----- Entries -----

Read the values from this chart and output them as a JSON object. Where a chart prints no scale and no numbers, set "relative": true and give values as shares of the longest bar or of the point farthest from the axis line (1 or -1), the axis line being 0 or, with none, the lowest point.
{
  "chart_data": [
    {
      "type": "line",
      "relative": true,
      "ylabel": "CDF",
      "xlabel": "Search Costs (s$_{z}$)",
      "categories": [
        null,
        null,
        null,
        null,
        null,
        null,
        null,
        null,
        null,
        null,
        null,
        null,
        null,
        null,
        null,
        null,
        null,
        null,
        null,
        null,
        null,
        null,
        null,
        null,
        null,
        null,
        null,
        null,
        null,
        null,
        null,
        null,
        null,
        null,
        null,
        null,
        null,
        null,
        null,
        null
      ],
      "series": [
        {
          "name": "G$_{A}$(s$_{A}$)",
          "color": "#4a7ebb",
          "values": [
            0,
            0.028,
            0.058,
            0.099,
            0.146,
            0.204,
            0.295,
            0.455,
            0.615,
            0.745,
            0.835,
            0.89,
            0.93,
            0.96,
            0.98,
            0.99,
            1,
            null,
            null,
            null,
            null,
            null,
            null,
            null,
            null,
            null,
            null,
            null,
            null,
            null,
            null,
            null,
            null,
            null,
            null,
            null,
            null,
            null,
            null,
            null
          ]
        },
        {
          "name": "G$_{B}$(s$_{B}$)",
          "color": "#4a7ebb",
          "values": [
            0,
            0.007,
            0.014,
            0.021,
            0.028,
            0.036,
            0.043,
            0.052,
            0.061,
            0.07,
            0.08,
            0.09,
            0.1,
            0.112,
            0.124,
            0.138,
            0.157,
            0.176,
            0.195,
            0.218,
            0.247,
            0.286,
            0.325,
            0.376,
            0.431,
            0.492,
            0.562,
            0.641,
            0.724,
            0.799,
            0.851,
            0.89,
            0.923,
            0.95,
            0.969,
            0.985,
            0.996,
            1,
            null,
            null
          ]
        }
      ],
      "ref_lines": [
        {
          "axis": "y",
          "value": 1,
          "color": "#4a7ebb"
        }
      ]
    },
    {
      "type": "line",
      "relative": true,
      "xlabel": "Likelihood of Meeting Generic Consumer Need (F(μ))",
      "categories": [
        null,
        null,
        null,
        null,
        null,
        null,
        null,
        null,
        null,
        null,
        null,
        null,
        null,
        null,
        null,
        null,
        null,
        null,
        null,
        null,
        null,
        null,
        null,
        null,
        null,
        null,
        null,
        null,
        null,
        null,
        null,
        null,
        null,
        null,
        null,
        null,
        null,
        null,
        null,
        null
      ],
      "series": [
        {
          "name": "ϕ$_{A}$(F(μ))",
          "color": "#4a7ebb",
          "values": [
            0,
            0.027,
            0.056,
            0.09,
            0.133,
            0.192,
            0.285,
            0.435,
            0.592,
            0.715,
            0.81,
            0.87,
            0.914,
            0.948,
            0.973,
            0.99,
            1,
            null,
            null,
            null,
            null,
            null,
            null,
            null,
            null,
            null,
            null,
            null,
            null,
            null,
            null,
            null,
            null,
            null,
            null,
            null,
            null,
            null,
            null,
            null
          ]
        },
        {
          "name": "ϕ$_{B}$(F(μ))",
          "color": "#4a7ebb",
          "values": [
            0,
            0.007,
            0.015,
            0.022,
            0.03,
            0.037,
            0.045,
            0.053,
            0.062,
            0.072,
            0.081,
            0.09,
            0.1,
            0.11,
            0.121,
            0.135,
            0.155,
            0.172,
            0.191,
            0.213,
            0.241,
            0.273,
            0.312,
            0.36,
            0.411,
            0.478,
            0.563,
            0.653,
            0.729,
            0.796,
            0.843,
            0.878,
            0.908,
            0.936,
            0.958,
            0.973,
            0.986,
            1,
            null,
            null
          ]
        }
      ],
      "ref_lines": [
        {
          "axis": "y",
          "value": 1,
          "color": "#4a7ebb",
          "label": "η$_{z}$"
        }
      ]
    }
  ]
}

-----

**To be done**
Every line that holds the string "name" should be returned.

**Completed task**
          "name": "G$_{A}$(s$_{A}$)",
          "name": "G$_{B}$(s$_{B}$)",
          "name": "ϕ$_{A}$(F(μ))",
          "name": "ϕ$_{B}$(F(μ))",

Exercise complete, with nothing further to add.